• Given instruction
Lines that hold the word "improved" should be located and copied.

• Data rows
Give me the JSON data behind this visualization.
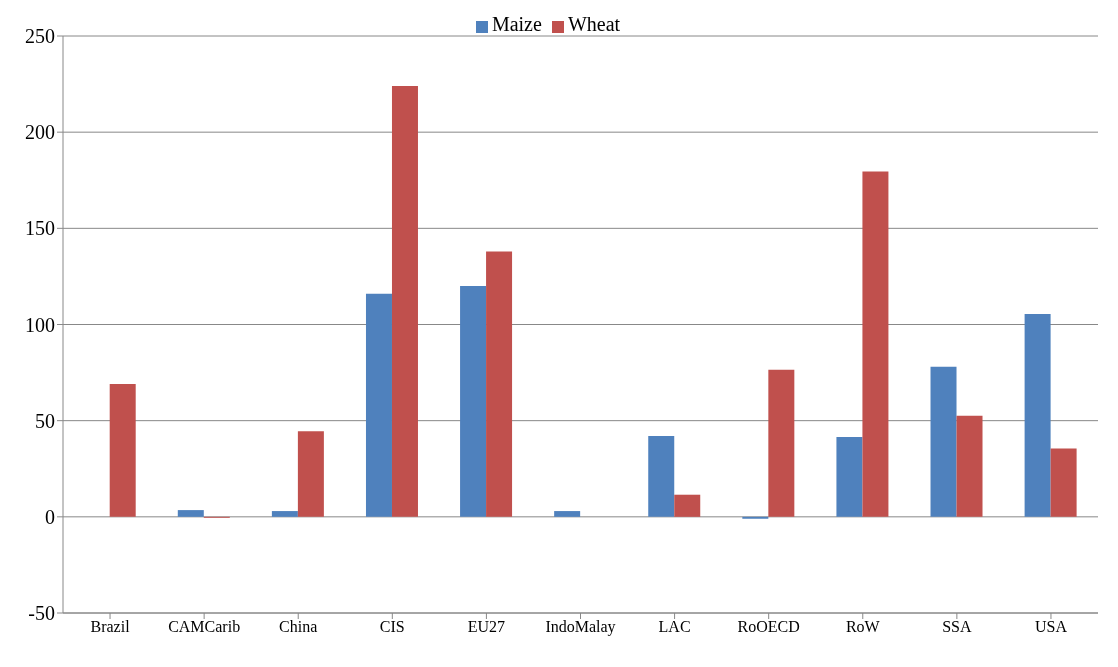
{
  "chart_data": {
    "type": "bar",
    "categories": [
      "Brazil",
      "CAMCarib",
      "China",
      "CIS",
      "EU27",
      "IndoMalay",
      "LAC",
      "RoOECD",
      "RoW",
      "SSA",
      "USA"
    ],
    "series": [
      {
        "name": "Maize",
        "color": "#4f81bd",
        "values": [
          0,
          3.5,
          3,
          116,
          120,
          3,
          42,
          -1,
          41.5,
          78,
          105.5
        ]
      },
      {
        "name": "Wheat",
        "color": "#c0504d",
        "values": [
          69,
          -0.5,
          44.5,
          224,
          138,
          0,
          11.5,
          76.5,
          179.5,
          52.5,
          35.5
        ]
      }
    ],
    "ylim": [
      -50,
      250
    ],
    "yticks": [
      -50,
      0,
      50,
      100,
      150,
      200,
      250
    ],
    "grid": "y",
    "legend": "top"
  }
}
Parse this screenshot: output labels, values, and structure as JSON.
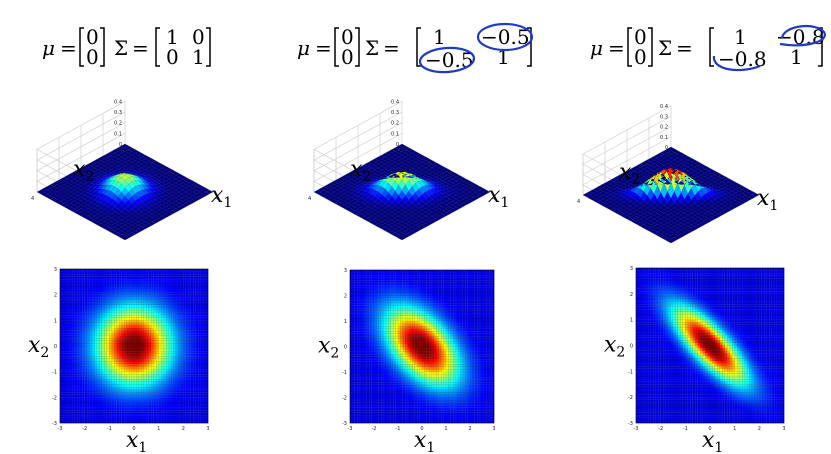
{
  "panels": [
    {
      "mu_symbol": "μ",
      "sigma_symbol": "Σ",
      "equals": "=",
      "mu": [
        "0",
        "0"
      ],
      "sigma": [
        [
          "1",
          "0"
        ],
        [
          "0",
          "1"
        ]
      ],
      "circled": false,
      "cov": 0,
      "peak": 0.16,
      "z_ticks": [
        "0",
        "0.1",
        "0.2",
        "0.3",
        "0.4"
      ],
      "surf_x1_ticks": [
        "-4",
        "-2",
        "0",
        "2",
        "4"
      ],
      "surf_x2_ticks": [
        "4",
        "2",
        "0",
        "-2",
        "-4"
      ],
      "heat_ticks": [
        "-3",
        "-2",
        "-1",
        "0",
        "1",
        "2",
        "3"
      ],
      "heat_yticks": [
        "3",
        "2",
        "1",
        "0",
        "-1",
        "-2",
        "-3"
      ],
      "x1_label": "x",
      "x1_sub": "1",
      "x2_label": "x",
      "x2_sub": "2"
    },
    {
      "mu_symbol": "μ",
      "sigma_symbol": "Σ",
      "equals": "=",
      "mu": [
        "0",
        "0"
      ],
      "sigma": [
        [
          "1",
          "−0.5"
        ],
        [
          "−0.5",
          "1"
        ]
      ],
      "circled": true,
      "cov": -0.5,
      "peak": 0.18,
      "z_ticks": [
        "0",
        "0.1",
        "0.2",
        "0.3",
        "0.4"
      ],
      "surf_x1_ticks": [
        "-4",
        "-2",
        "0",
        "2",
        "4"
      ],
      "surf_x2_ticks": [
        "4",
        "2",
        "0",
        "-2",
        "-4"
      ],
      "heat_ticks": [
        "-3",
        "-2",
        "-1",
        "0",
        "1",
        "2",
        "3"
      ],
      "heat_yticks": [
        "3",
        "2",
        "1",
        "0",
        "-1",
        "-2",
        "-3"
      ],
      "x1_label": "x",
      "x1_sub": "1",
      "x2_label": "x",
      "x2_sub": "2"
    },
    {
      "mu_symbol": "μ",
      "sigma_symbol": "Σ",
      "equals": "=",
      "mu": [
        "0",
        "0"
      ],
      "sigma": [
        [
          "1",
          "−0.8"
        ],
        [
          "−0.8",
          "1"
        ]
      ],
      "circled": true,
      "cov": -0.8,
      "peak": 0.27,
      "z_ticks": [
        "0",
        "0.1",
        "0.2",
        "0.3",
        "0.4"
      ],
      "surf_x1_ticks": [
        "-4",
        "-2",
        "0",
        "2",
        "4"
      ],
      "surf_x2_ticks": [
        "4",
        "2",
        "0",
        "-2",
        "-4"
      ],
      "heat_ticks": [
        "-3",
        "-2",
        "-1",
        "0",
        "1",
        "2",
        "3"
      ],
      "heat_yticks": [
        "3",
        "2",
        "1",
        "0",
        "-1",
        "-2",
        "-3"
      ],
      "x1_label": "x",
      "x1_sub": "1",
      "x2_label": "x",
      "x2_sub": "2"
    }
  ],
  "colors": {
    "annotation": "#1f3ac8",
    "grid": "#cfcfcf",
    "floor": "#0a0a3a"
  }
}
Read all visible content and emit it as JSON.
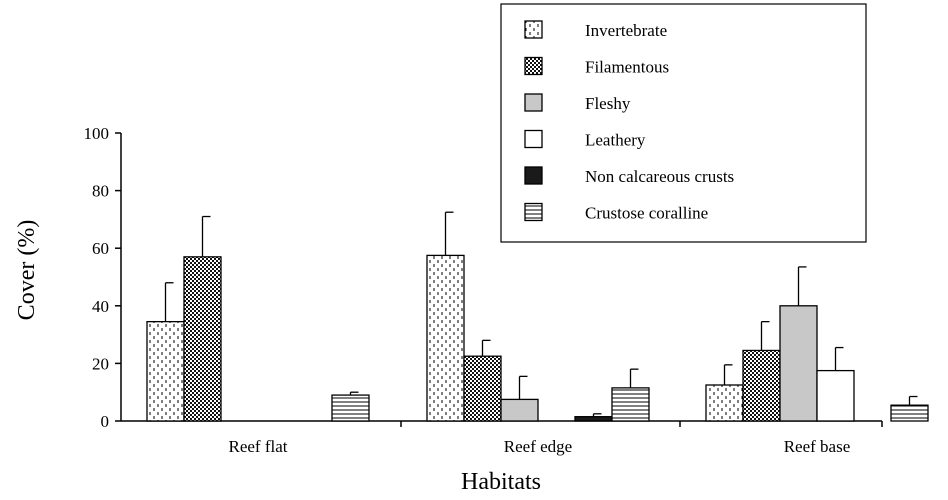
{
  "chart_data": {
    "type": "bar",
    "xlabel": "Habitats",
    "ylabel": "Cover (%)",
    "ylim": [
      0,
      100
    ],
    "yticks": [
      "0",
      "20",
      "40",
      "60",
      "80",
      "100"
    ],
    "categories": [
      "Reef flat",
      "Reef edge",
      "Reef base"
    ],
    "series": [
      {
        "name": "Invertebrate",
        "pattern": "dotted",
        "values": [
          34.5,
          57.5,
          12.5
        ],
        "errors": [
          13.5,
          15,
          7
        ]
      },
      {
        "name": "Filamentous",
        "pattern": "checker",
        "values": [
          57,
          22.5,
          24.5
        ],
        "errors": [
          14,
          5.5,
          10
        ]
      },
      {
        "name": "Fleshy",
        "pattern": "gray",
        "values": [
          0,
          7.5,
          40
        ],
        "errors": [
          0,
          8,
          13.5
        ]
      },
      {
        "name": "Leathery",
        "pattern": "white",
        "values": [
          0,
          0,
          17.5
        ],
        "errors": [
          0,
          0,
          8
        ]
      },
      {
        "name": "Non calcareous crusts",
        "pattern": "black",
        "values": [
          0,
          1.5,
          0
        ],
        "errors": [
          0,
          1,
          0
        ]
      },
      {
        "name": "Crustose coralline",
        "pattern": "hlines",
        "values": [
          9,
          11.5,
          5.5
        ],
        "errors": [
          1,
          6.5,
          3
        ]
      }
    ],
    "legend_position": "top-right",
    "grid": false,
    "colors": {
      "fleshy": "#c8c8c8",
      "black": "#1a1a1a",
      "axis": "#000000"
    }
  }
}
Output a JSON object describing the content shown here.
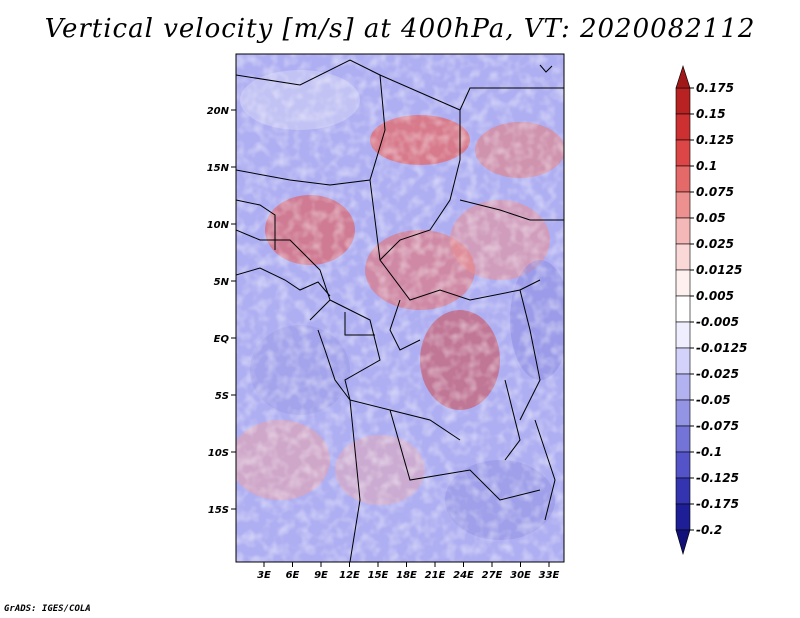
{
  "title": "Vertical velocity [m/s] at 400hPa, VT: 2020082112",
  "footer": "GrADS: IGES/COLA",
  "map": {
    "lat_labels": [
      "20N",
      "15N",
      "10N",
      "5N",
      "EQ",
      "5S",
      "10S",
      "15S"
    ],
    "lon_labels": [
      "3E",
      "6E",
      "9E",
      "12E",
      "15E",
      "18E",
      "21E",
      "24E",
      "27E",
      "30E",
      "33E"
    ]
  },
  "colorbar": {
    "labels": [
      "0.175",
      "0.15",
      "0.125",
      "0.1",
      "0.075",
      "0.05",
      "0.025",
      "0.0125",
      "0.005",
      "-0.005",
      "-0.0125",
      "-0.025",
      "-0.05",
      "-0.075",
      "-0.1",
      "-0.125",
      "-0.175",
      "-0.2"
    ],
    "colors": [
      "#a01818",
      "#b82222",
      "#cc3030",
      "#dc4646",
      "#e46a6a",
      "#ec9090",
      "#f4b8b8",
      "#fad8d8",
      "#fff0f0",
      "#ffffff",
      "#eeeeff",
      "#d2d2fa",
      "#b2b2f0",
      "#9494e4",
      "#7474d8",
      "#5454c8",
      "#3434b0",
      "#1e1e96",
      "#101078"
    ]
  }
}
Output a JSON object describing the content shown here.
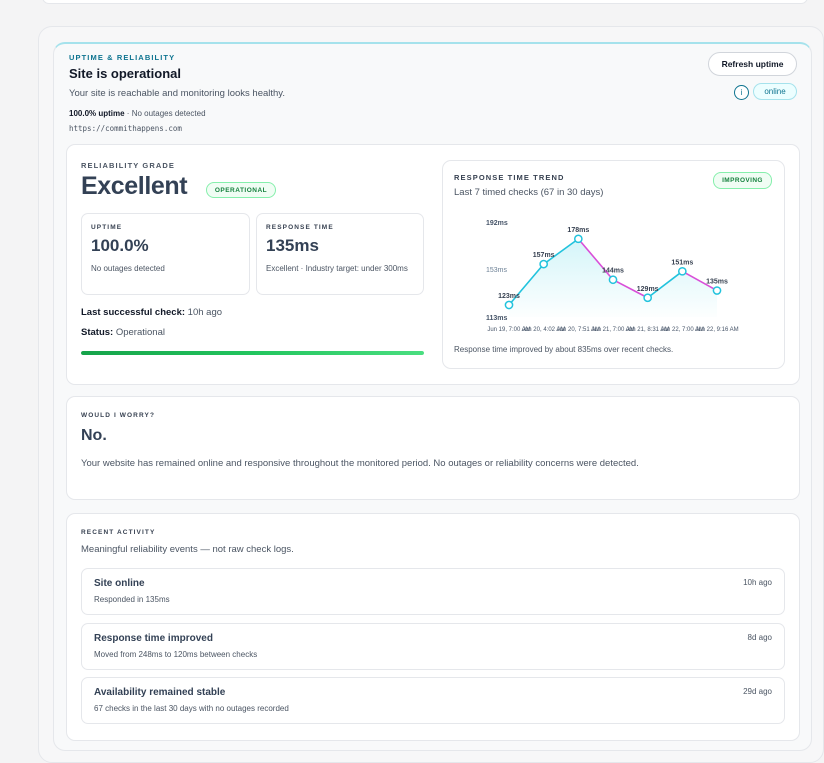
{
  "header": {
    "eyebrow": "UPTIME & RELIABILITY",
    "title": "Site is operational",
    "subtitle": "Your site is reachable and monitoring looks healthy.",
    "uptime_strong": "100.0% uptime",
    "uptime_rest": " · No outages detected",
    "url": "https://commithappens.com",
    "refresh_label": "Refresh uptime",
    "info_glyph": "i",
    "status_badge": "online"
  },
  "grade": {
    "eyebrow": "RELIABILITY GRADE",
    "value": "Excellent",
    "badge": "OPERATIONAL",
    "uptime": {
      "label": "UPTIME",
      "value": "100.0%",
      "note": "No outages detected"
    },
    "response": {
      "label": "RESPONSE TIME",
      "value": "135ms",
      "note": "Excellent · Industry target: under 300ms"
    },
    "last_check_label": "Last successful check:",
    "last_check_value": " 10h ago",
    "status_label": "Status:",
    "status_value": " Operational",
    "progress": 1.0
  },
  "trend": {
    "eyebrow": "RESPONSE TIME TREND",
    "subtitle": "Last 7 timed checks (67 in 30 days)",
    "badge": "IMPROVING",
    "note": "Response time improved by about 835ms over recent checks."
  },
  "chart_data": {
    "type": "line",
    "x": [
      "Jun 19, 7:00 AM",
      "Jun 20, 4:02 AM",
      "Jun 20, 7:51 AM",
      "Jun 21, 7:00 AM",
      "Jun 21, 8:31 AM",
      "Jun 22, 7:00 AM",
      "Jun 22, 9:16 AM"
    ],
    "values": [
      123,
      157,
      178,
      144,
      129,
      151,
      135
    ],
    "point_labels": [
      "123ms",
      "157ms",
      "178ms",
      "144ms",
      "129ms",
      "151ms",
      "135ms"
    ],
    "y_ticks": [
      "192ms",
      "153ms",
      "113ms"
    ],
    "y_tick_values": [
      192,
      153,
      113
    ],
    "ylim": [
      113,
      192
    ],
    "colors": {
      "up": "#22c3dd",
      "down": "#d94fd8",
      "fill": "#cff4f8",
      "point": "#22c3dd"
    }
  },
  "worry": {
    "eyebrow": "WOULD I WORRY?",
    "title": "No.",
    "body": "Your website has remained online and responsive throughout the monitored period. No outages or reliability concerns were detected."
  },
  "activity": {
    "eyebrow": "RECENT ACTIVITY",
    "subtitle": "Meaningful reliability events — not raw check logs.",
    "items": [
      {
        "title": "Site online",
        "desc": "Responded in 135ms",
        "time": "10h ago"
      },
      {
        "title": "Response time improved",
        "desc": "Moved from 248ms to 120ms between checks",
        "time": "8d ago"
      },
      {
        "title": "Availability remained stable",
        "desc": "67 checks in the last 30 days with no outages recorded",
        "time": "29d ago"
      }
    ]
  }
}
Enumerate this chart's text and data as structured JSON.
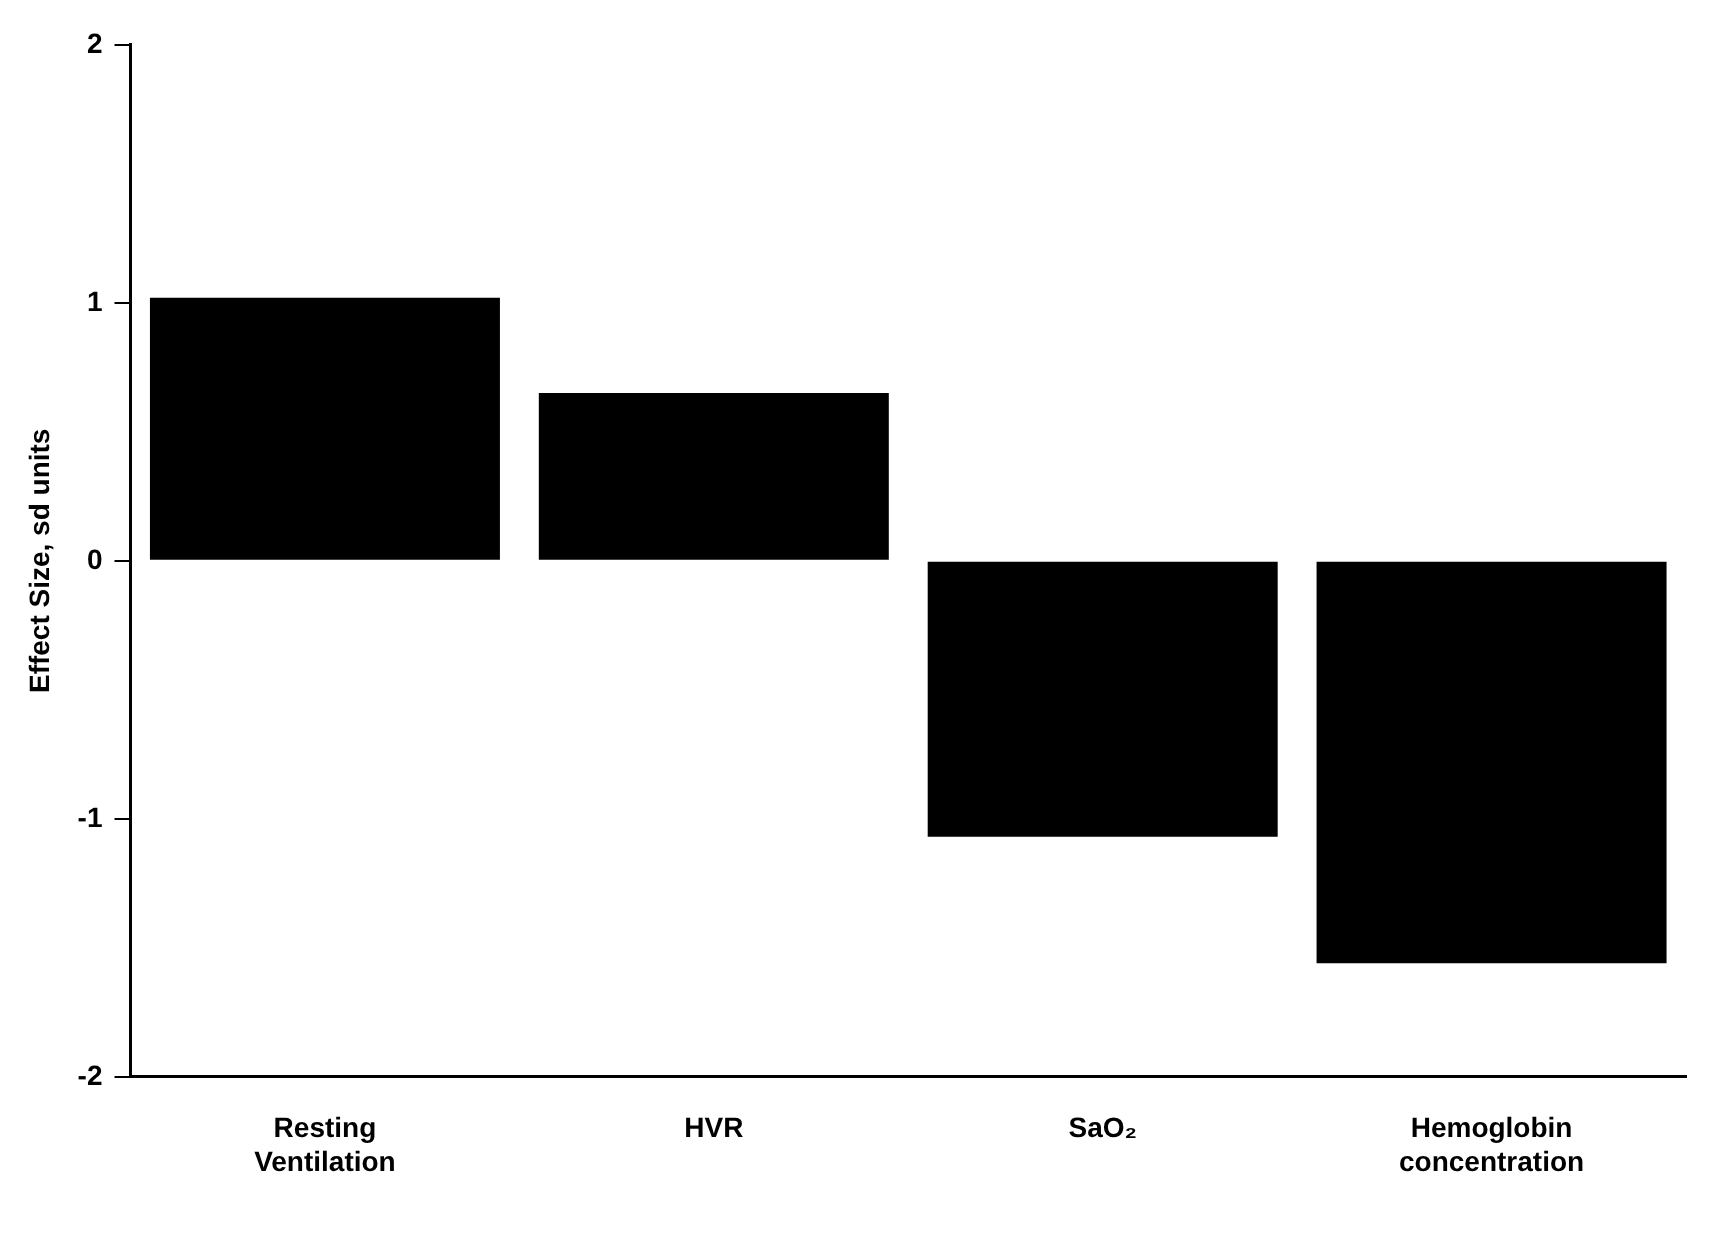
{
  "chart_data": {
    "type": "bar",
    "ylabel": "Effect Size, sd units",
    "categories": [
      "Resting Ventilation",
      "HVR",
      "SaO₂",
      "Hemoglobin concentration"
    ],
    "values": [
      1.02,
      0.65,
      -1.07,
      -1.56
    ],
    "color": "#000000",
    "ylim": [
      -2,
      2
    ],
    "yticks": [
      -2,
      -1,
      0,
      1,
      2
    ],
    "grid": false,
    "legend": false
  }
}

• Reply to the exercise
    "note": "Response time improved by about 835ms over recent checks."
        "title": "Response time improved",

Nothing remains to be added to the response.